Top of Extract provided
Small beer
IF the SNP is searching for a fresh argument why Scotland should break free from the rest of the UK, comedian Susie McCabe has the very thing.
Currently in London performing, she tells us of the horrors of English life. “I can get a pint in Dennistoun after 11pm on a Monday,” she says. “Now I’m in Soho… not a sniff for a post-gig beer.” Having made her complaint, she concludes with a Belligerent Braveheart Blast: “Independence! Now!”
(The Diary would like to add, for the sake of editorial balance, that we don’t believe England is all that bad. Although when visiting such places as Soho, we always make sure to carry a barrel of beer under each arm, in case of emergencies. The Scot on tour’s version of a packed lunch…)
Decent line
THE Diary is looking forward to Return to Y’Hup, this evening’s show celebrating the life and music of Ivor Cutler at Glasgow’s Royal Concert Hall. Cutler was probably Scotland’s greatest ever surrealist poet, pop star, artist and harmonium player. Not that there have been many others. He also had a loyal fanbase that included The Beatles and Bertrand Russell. It was while appearing in The Beatles movie Magical Mystery Tour, as bus driver Buster Bloodvessel, that Ivor delivered what surely must be one of the greatest lines in cinematic history: “I am concerned for you to enjoy yourselves within the limits of British decency.”
It certainly beats “Frankly my dear, I don’t give a damn.”
Warped words
FUMBLED phrases continued. Barham Brummage from Bathgate (what a wonderfully alliterative mouthful that is) tells us that his late sister-in-law was prone to the odd instance of loopy language. On one occasion she was speaking about her new slippers which she said had: "Sympathetic leather soles."
Bottom of Extract provided
To do:
a) In the newspaper diary column, translate this sentence into Spanish: "He also had a loyal fanbase that included The Beatles and Bertrand Russell."
b) Write a continuation of the newspaper diary column, picking up after its final line.
Top of Available data
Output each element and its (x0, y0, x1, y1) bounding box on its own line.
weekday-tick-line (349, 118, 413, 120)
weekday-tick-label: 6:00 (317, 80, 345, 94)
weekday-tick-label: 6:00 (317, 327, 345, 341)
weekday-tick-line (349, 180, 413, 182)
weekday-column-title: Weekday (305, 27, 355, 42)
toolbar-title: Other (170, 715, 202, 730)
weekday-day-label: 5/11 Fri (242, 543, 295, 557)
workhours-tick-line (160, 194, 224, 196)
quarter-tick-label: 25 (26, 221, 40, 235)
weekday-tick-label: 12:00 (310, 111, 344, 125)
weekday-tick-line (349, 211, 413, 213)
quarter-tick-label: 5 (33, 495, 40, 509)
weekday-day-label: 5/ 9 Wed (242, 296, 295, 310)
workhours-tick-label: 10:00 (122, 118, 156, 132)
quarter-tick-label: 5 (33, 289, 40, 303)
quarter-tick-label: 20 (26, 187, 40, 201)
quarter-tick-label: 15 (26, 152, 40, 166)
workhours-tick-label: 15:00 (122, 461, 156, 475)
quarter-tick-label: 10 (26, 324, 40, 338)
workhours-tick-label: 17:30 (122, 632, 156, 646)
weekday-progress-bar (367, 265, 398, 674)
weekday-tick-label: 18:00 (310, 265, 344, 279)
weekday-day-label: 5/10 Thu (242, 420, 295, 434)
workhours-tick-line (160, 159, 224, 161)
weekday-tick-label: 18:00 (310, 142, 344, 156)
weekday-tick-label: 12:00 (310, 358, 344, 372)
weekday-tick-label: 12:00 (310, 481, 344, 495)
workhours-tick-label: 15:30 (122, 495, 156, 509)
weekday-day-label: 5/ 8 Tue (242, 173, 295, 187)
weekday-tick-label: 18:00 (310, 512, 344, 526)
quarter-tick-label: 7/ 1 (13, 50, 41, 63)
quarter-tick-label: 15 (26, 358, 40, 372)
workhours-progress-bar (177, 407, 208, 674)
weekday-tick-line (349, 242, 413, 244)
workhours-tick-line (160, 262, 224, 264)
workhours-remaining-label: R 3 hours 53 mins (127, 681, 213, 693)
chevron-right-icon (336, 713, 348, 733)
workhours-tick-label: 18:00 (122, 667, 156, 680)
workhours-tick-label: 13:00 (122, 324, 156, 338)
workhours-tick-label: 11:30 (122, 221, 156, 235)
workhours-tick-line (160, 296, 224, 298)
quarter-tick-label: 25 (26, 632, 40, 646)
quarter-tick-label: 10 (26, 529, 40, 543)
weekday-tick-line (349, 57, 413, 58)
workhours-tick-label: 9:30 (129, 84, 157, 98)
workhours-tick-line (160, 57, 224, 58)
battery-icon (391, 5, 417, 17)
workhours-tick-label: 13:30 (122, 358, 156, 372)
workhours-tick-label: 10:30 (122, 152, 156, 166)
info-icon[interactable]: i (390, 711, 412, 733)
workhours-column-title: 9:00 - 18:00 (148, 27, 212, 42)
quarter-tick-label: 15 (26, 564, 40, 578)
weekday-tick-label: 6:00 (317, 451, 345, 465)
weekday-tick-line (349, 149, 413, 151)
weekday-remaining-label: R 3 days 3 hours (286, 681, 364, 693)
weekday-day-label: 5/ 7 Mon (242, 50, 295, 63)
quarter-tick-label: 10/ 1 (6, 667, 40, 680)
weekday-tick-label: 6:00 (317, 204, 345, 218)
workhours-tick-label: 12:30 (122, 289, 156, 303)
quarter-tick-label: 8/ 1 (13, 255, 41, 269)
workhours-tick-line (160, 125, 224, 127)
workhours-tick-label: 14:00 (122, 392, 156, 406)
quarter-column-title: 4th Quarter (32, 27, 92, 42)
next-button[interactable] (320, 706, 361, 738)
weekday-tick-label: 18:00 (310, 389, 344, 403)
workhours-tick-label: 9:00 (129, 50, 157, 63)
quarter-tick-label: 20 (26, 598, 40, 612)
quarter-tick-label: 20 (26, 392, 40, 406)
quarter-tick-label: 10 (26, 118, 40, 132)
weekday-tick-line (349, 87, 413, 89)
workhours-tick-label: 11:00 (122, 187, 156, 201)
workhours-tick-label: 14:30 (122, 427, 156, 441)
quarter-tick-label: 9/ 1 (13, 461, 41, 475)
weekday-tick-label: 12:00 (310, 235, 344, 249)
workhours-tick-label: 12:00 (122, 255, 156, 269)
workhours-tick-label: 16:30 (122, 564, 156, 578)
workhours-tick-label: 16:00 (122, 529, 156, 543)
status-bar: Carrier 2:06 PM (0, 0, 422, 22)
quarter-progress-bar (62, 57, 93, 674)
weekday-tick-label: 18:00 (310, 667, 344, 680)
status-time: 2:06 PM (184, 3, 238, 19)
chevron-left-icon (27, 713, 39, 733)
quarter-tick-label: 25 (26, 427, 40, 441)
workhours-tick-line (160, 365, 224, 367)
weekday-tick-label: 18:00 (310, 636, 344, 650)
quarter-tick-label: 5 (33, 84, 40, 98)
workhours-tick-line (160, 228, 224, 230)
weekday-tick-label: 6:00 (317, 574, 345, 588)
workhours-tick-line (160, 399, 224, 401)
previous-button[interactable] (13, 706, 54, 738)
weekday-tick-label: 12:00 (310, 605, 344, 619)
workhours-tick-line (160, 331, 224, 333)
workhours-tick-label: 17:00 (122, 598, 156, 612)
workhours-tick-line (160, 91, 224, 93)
Bottom of Available data
Answers below:
a) También tenía un grupo fiel de seguidores que incluía a los Beatles y a Bertrand Russell.

b)
Another time she was thrilled about her latest acquisition, a lovely new table made out of genuine "Hogmanay wood".
Snow joke
IT’S as though a bunch of cloud-lounging angels have forgotten to use their daily dose of Head & Shoulders and are now shaking dandruff from their heavenly heads onto the land below. In other words, we’ve had some snow in Scotland.
Reader Roger McLean isn’t happy about the situation. “I just don’t trust the snow,” he tells us. “After all, it lies.”
A dog’s life
BBC Scotland presenter Laura Maciver isn’t impressed with LinkedIn, the website that connects similarly skilled professionals who want to network with each other. “I just joined,” she says, “and apparently my profile matched with a dog groomer in Uddingston.” We’re guessing Laura’s big mistake was writing ‘newshound’ in her profile.
Cutting comment
A SHARP slice of humour from reader Glen Johnson, who says: “My mum always used to say that the way to a man’s heart is through his stomach.” Glen adds: “Mum was a nice lady, but a terrible surgeon.”